SUPPLIED ENTRIES ▸
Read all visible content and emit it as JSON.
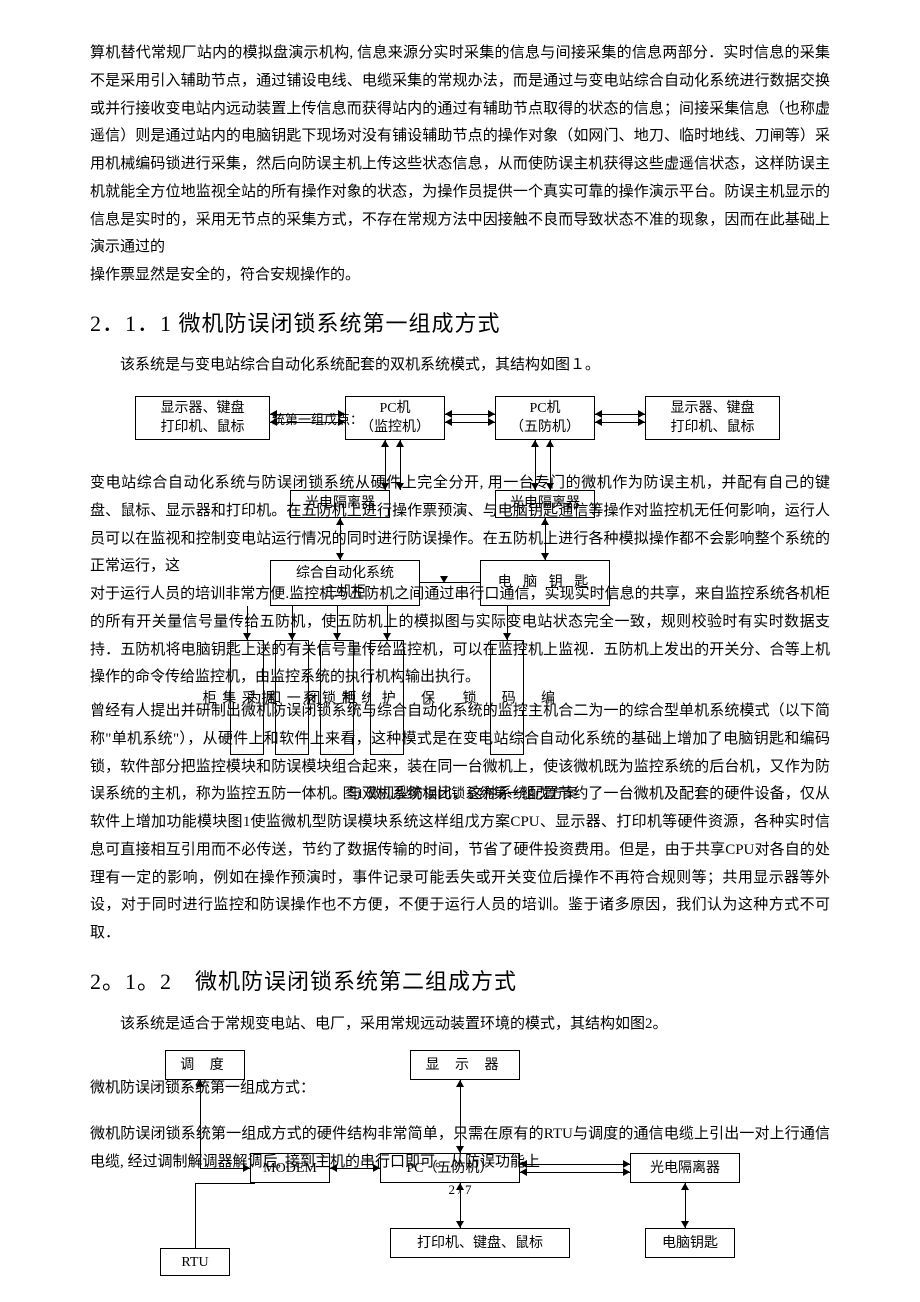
{
  "p1": "算机替代常规厂站内的模拟盘演示机构, 信息来源分实时采集的信息与间接采集的信息两部分．实时信息的采集不是采用引入辅助节点，通过铺设电线、电缆采集的常规办法，而是通过与变电站综合自动化系统进行数据交换或并行接收变电站内远动装置上传信息而获得站内的通过有辅助节点取得的状态的信息；间接采集信息（也称虚遥信）则是通过站内的电脑钥匙下现场对没有铺设辅助节点的操作对象（如网门、地刀、临时地线、刀闸等）采用机械编码锁进行采集，然后向防误主机上传这些状态信息，从而使防误主机获得这些虚遥信状态，这样防误主机就能全方位地监视全站的所有操作对象的状态，为操作员提供一个真实可靠的操作演示平台。防误主机显示的信息是实时的，采用无节点的采集方式，不存在常规方法中因接触不良而导致状态不准的现象，因而在此基础上演示通过的",
  "p1b": "操作票显然是安全的，符合安规操作的。",
  "h1": "2．1．1  微机防误闭锁系统第一组成方式",
  "p2": "该系统是与变电站综合自动化系统配套的双机系统模式，其结构如图１。",
  "p3": "变电站综合自动化系统与防误闭锁系统从硬件上完全分开, 用一台专门的微机作为防误主机，并配有自己的键盘、鼠标、显示器和打印机。在五防机上进行操作票预演、与电脑钥匙通信等操作对监控机无任何影响，运行人员可以在监视和控制变电站运行情况的同时进行防误操作。在五防机上进行各种模拟操作都不会影响整个系统的正常运行，这",
  "p4": "对于运行人员的培训非常方便.监控机与五防机之间通过串行口通信，实现实时信息的共享，来自监控系统各机柜的所有开关量信号量传给五防机，使五防机上的模拟图与实际变电站状态完全一致，规则校验时有实时数据支持．五防机将电脑钥匙上送的有关信号量传给监控机，可以在监控机上监视．五防机上发出的开关分、合等上机操作的命令传给监控机，由监控系统的执行机构输出执行。",
  "p5": "曾经有人提出并研制出微机防误闭锁系统与综合自动化系统的监控主机合二为一的综合型单机系统模式（以下简称\"单机系统\"），从硬件上和软件上来看，这种模式是在变电站综合自动化系统的基础上增加了电脑钥匙和编码锁，软件部分把监控模块和防误模块组合起来，装在同一台微机上，使该微机既为监控系统的后台机，又作为防误系统的主机，称为监控五防一体机。与双机系统相比，这种系统配置节约了一台微机及配套的硬件设备，仅从软件上增加功能模块图1使监微机型防误模块系统这样组戊方案CPU、显示器、打印机等硬件资源，各种实时信息可直接相互引用而不必传送，节约了数据传输的时间，节省了硬件投资费用。但是，由于共享CPU对各自的处理有一定的影响，例如在操作预演时，事件记录可能丢失或开关变位后操作不再符合规则等；共用显示器等外设，对于同时进行监控和防误操作也不方便，不便于运行人员的培训。鉴于诸多原因，我们认为这种方式不可取．",
  "h2": "2。1。2　微机防误闭锁系统第二组成方式",
  "p6": "该系统是适合于常规变电站、电厂，采用常规远动装置环境的模式，其结构如图2。",
  "p7": "微机防误闭锁系统第一组成方式：",
  "p8": "微机防误闭锁系统第一组成方式的硬件结构非常简单，只需在原有的RTU与调度的通信电缆上引出一对上行通信电缆, 经过调制解调器解调后, 接到主机的串行口即可。从防误功能上",
  "pagenum": "2 / 7",
  "d1": {
    "b1": "显示器、键盘\n打印机、鼠标",
    "b2": "PC机\n（监控机）",
    "b3": "PC机\n（五防机）",
    "b4": "显示器、键盘\n打印机、鼠标",
    "b5": "光电隔离器",
    "b6": "光电隔离器",
    "b7": "综合自动化系统\n主机柜",
    "b8": "电 脑 钥 匙",
    "b9": "数\n据\n采\n集\n柜",
    "b10": "控\n闭\n一\n和\n为",
    "b11": "统\n制\n锁\n系",
    "b12": "保\n\n护\n\n柜",
    "b13": "编\n\n码\n\n锁",
    "mid": "统第一组戊点：",
    "cap": "图1 微机型防误闭锁系统第一组戊方案"
  },
  "d2": {
    "b1": "调 度",
    "b2": "显 示 器",
    "b3": "MODEM",
    "b4": "PC（五防机）",
    "b5": "光电隔离器",
    "b6": "打印机、键盘、鼠标",
    "b7": "电脑钥匙",
    "b8": "RTU"
  }
}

DIRECTIONS ▸
Copy out each line exactly, without the pictures.

TASK ANSWER ▸
Read all visible content and emit it as JSON.
{
  "p1": "算机替代常规厂站内的模拟盘演示机构, 信息来源分实时采集的信息与间接采集的信息两部分．实时信息的采集不是采用引入辅助节点，通过铺设电线、电缆采集的常规办法，而是通过与变电站综合自动化系统进行数据交换或并行接收变电站内远动装置上传信息而获得站内的通过有辅助节点取得的状态的信息；间接采集信息（也称虚遥信）则是通过站内的电脑钥匙下现场对没有铺设辅助节点的操作对象（如网门、地刀、临时地线、刀闸等）采用机械编码锁进行采集，然后向防误主机上传这些状态信息，从而使防误主机获得这些虚遥信状态，这样防误主机就能全方位地监视全站的所有操作对象的状态，为操作员提供一个真实可靠的操作演示平台。防误主机显示的信息是实时的，采用无节点的采集方式，不存在常规方法中因接触不良而导致状态不准的现象，因而在此基础上演示通过的",
  "p1b": "操作票显然是安全的，符合安规操作的。",
  "h1": "2．1．1  微机防误闭锁系统第一组成方式",
  "p2": "该系统是与变电站综合自动化系统配套的双机系统模式，其结构如图１。",
  "p3": "变电站综合自动化系统与防误闭锁系统从硬件上完全分开, 用一台专门的微机作为防误主机，并配有自己的键盘、鼠标、显示器和打印机。在五防机上进行操作票预演、与电脑钥匙通信等操作对监控机无任何影响，运行人员可以在监视和控制变电站运行情况的同时进行防误操作。在五防机上进行各种模拟操作都不会影响整个系统的正常运行，这",
  "p4": "对于运行人员的培训非常方便.监控机与五防机之间通过串行口通信，实现实时信息的共享，来自监控系统各机柜的所有开关量信号量传给五防机，使五防机上的模拟图与实际变电站状态完全一致，规则校验时有实时数据支持．五防机将电脑钥匙上送的有关信号量传给监控机，可以在监控机上监视．五防机上发出的开关分、合等上机操作的命令传给监控机，由监控系统的执行机构输出执行。",
  "p5": "曾经有人提出并研制出微机防误闭锁系统与综合自动化系统的监控主机合二为一的综合型单机系统模式（以下简称\"单机系统\"），从硬件上和软件上来看，这种模式是在变电站综合自动化系统的基础上增加了电脑钥匙和编码锁，软件部分把监控模块和防误模块组合起来，装在同一台微机上，使该微机既为监控系统的后台机，又作为防误系统的主机，称为监控五防一体机。与双机系统相比，这种系统配置节约了一台微机及配套的硬件设备，仅从软件上增加功能模块图1使监微机型防误模块系统这样组戊方案CPU、显示器、打印机等硬件资源，各种实时信息可直接相互引用而不必传送，节约了数据传输的时间，节省了硬件投资费用。但是，由于共享CPU对各自的处理有一定的影响，例如在操作预演时，事件记录可能丢失或开关变位后操作不再符合规则等；共用显示器等外设，对于同时进行监控和防误操作也不方便，不便于运行人员的培训。鉴于诸多原因，我们认为这种方式不可取．",
  "h2": "2。1。2　微机防误闭锁系统第二组成方式",
  "p6": "该系统是适合于常规变电站、电厂，采用常规远动装置环境的模式，其结构如图2。",
  "p7": "微机防误闭锁系统第一组成方式：",
  "p8": "微机防误闭锁系统第一组成方式的硬件结构非常简单，只需在原有的RTU与调度的通信电缆上引出一对上行通信电缆, 经过调制解调器解调后, 接到主机的串行口即可。从防误功能上",
  "pagenum": "2 / 7",
  "d1": {
    "b1": "显示器、键盘\n打印机、鼠标",
    "b2": "PC机\n（监控机）",
    "b3": "PC机\n（五防机）",
    "b4": "显示器、键盘\n打印机、鼠标",
    "b5": "光电隔离器",
    "b6": "光电隔离器",
    "b7": "综合自动化系统\n主机柜",
    "b8": "电 脑 钥 匙",
    "b9": "数\n据\n采\n集\n柜",
    "b10": "控\n闭\n一\n和\n为",
    "b11": "统\n制\n锁\n系",
    "b12": "保\n\n护\n\n柜",
    "b13": "编\n\n码\n\n锁",
    "mid": "统第一组戊点：",
    "cap": "图1 微机型防误闭锁系统第一组戊方案"
  },
  "d2": {
    "b1": "调 度",
    "b2": "显 示 器",
    "b3": "MODEM",
    "b4": "PC（五防机）",
    "b5": "光电隔离器",
    "b6": "打印机、键盘、鼠标",
    "b7": "电脑钥匙",
    "b8": "RTU"
  }
}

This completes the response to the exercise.